Document transcript data
###

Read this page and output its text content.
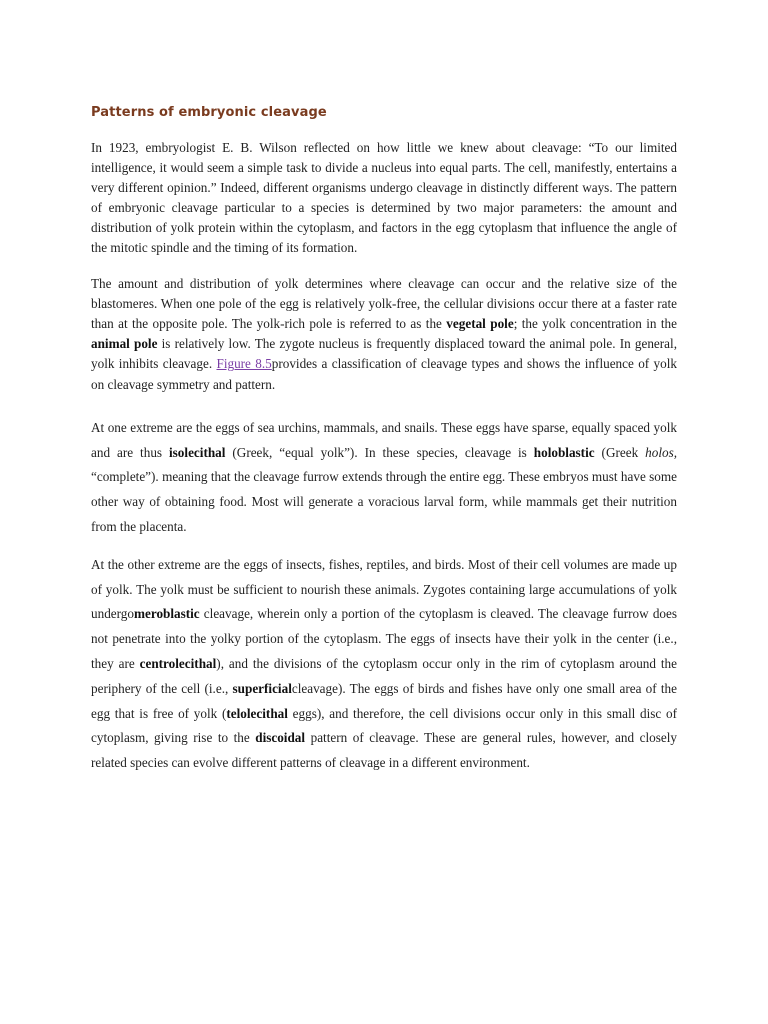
Patterns of embryonic cleavage

In 1923, embryologist E. B. Wilson reflected on how little we knew about cleavage: “To our limited intelligence, it would seem a simple task to divide a nucleus into equal parts. The cell, manifestly, entertains a very different opinion.” Indeed, different organisms undergo cleavage in distinctly different ways. The pattern of embryonic cleavage particular to a species is determined by two major parameters: the amount and distribution of yolk protein within the cytoplasm, and factors in the egg cytoplasm that influence the angle of the mitotic spindle and the timing of its formation.

The amount and distribution of yolk determines where cleavage can occur and the relative size of the blastomeres. When one pole of the egg is relatively yolk-free, the cellular divisions occur there at a faster rate than at the opposite pole. The yolk-rich pole is referred to as the vegetal pole; the yolk concentration in the animal pole is relatively low. The zygote nucleus is frequently displaced toward the animal pole. In general, yolk inhibits cleavage. Figure 8.5provides a classification of cleavage types and shows the influence of yolk on cleavage symmetry and pattern.

At one extreme are the eggs of sea urchins, mammals, and snails. These eggs have sparse, equally spaced yolk and are thus isolecithal (Greek, “equal yolk”). In these species, cleavage is holoblastic (Greek holos, “complete”). meaning that the cleavage furrow extends through the entire egg. These embryos must have some other way of obtaining food. Most will generate a voracious larval form, while mammals get their nutrition from the placenta.

At the other extreme are the eggs of insects, fishes, reptiles, and birds. Most of their cell volumes are made up of yolk. The yolk must be sufficient to nourish these animals. Zygotes containing large accumulations of yolk undergomeroblastic cleavage, wherein only a portion of the cytoplasm is cleaved. The cleavage furrow does not penetrate into the yolky portion of the cytoplasm. The eggs of insects have their yolk in the center (i.e., they are centrolecithal), and the divisions of the cytoplasm occur only in the rim of cytoplasm around the periphery of the cell (i.e., superficialcleavage). The eggs of birds and fishes have only one small area of the egg that is free of yolk (telolecithal eggs), and therefore, the cell divisions occur only in this small disc of cytoplasm, giving rise to the discoidal pattern of cleavage. These are general rules, however, and closely related species can evolve different patterns of cleavage in a different environment.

###

Exercise details:
Report all lines above with "embryonic".

Result of the exercise:
Patterns of embryonic cleavage
In 1923, embryologist E. B. Wilson reflected on how little we knew about cleavage: “To our limited intelligence, it would seem a simple task to divide a nucleus into equal parts. The cell, manifestly, entertains a very different opinion.” Indeed, different organisms undergo cleavage in distinctly different ways. The pattern of embryonic cleavage particular to a species is determined by two major parameters: the amount and distribution of yolk protein within the cytoplasm, and factors in the egg cytoplasm that influence the angle of the mitotic spindle and the timing of its formation.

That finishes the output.